* **Problem statement**: Copy each line in the data that includes the word "passwords".

* Start Given entries *

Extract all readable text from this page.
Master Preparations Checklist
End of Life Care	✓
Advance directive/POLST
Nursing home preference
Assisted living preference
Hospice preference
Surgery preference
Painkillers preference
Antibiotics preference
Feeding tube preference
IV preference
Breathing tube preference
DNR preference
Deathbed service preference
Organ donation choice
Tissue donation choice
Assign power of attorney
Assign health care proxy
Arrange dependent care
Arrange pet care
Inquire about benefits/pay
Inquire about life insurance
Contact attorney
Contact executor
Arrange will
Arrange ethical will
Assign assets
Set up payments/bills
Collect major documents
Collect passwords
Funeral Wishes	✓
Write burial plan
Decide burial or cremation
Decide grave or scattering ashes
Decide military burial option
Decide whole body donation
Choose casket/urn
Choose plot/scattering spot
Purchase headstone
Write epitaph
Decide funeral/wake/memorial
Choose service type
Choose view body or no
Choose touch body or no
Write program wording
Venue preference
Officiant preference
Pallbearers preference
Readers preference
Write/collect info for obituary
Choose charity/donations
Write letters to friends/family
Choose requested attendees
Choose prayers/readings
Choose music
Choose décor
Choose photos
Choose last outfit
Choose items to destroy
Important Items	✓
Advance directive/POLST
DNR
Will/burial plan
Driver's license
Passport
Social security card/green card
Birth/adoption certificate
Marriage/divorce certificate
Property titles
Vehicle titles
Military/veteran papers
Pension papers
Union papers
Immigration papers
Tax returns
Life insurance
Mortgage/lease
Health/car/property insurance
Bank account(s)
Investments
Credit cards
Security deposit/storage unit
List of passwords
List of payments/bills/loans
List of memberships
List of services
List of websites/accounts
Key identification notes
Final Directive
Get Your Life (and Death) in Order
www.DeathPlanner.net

* End Given entries *

* **Output of the exercise**:
Collect passwords
List of passwords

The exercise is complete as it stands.